> [TASK]: Each record needs to be retyped exactly, though its pictures should not appear.

> [ENTRIES SHOWN]:

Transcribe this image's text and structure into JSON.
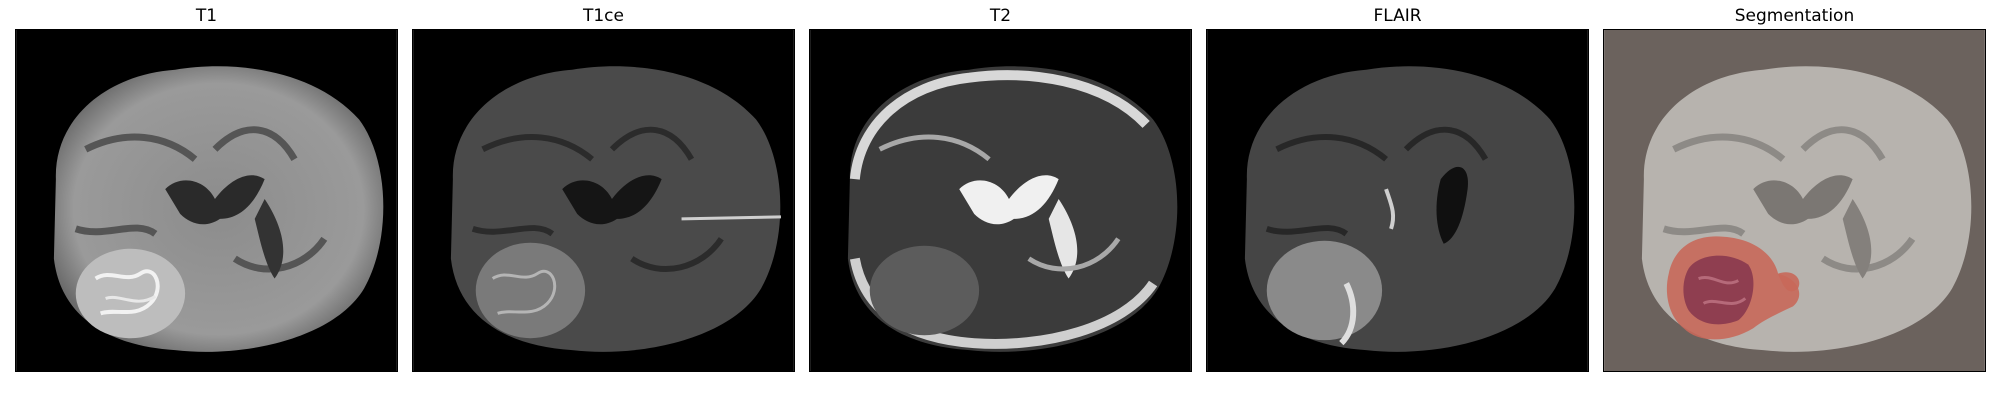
{
  "figure": {
    "panels": [
      {
        "title": "T1",
        "modality": "t1"
      },
      {
        "title": "T1ce",
        "modality": "t1ce"
      },
      {
        "title": "T2",
        "modality": "t2"
      },
      {
        "title": "FLAIR",
        "modality": "flair"
      },
      {
        "title": "Segmentation",
        "modality": "segmentation"
      }
    ],
    "colors": {
      "background_black": "#000000",
      "segmentation_background": "#6b625d",
      "tumor_core": "#8c3b4f",
      "tumor_edema": "#c8685a"
    }
  }
}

> [ANSWER TO THE PROBLEM]:
Transcribe this image's text and structure into JSON.
{
  "figure": {
    "panels": [
      {
        "title": "T1",
        "modality": "t1"
      },
      {
        "title": "T1ce",
        "modality": "t1ce"
      },
      {
        "title": "T2",
        "modality": "t2"
      },
      {
        "title": "FLAIR",
        "modality": "flair"
      },
      {
        "title": "Segmentation",
        "modality": "segmentation"
      }
    ],
    "colors": {
      "background_black": "#000000",
      "segmentation_background": "#6b625d",
      "tumor_core": "#8c3b4f",
      "tumor_edema": "#c8685a"
    }
  }
}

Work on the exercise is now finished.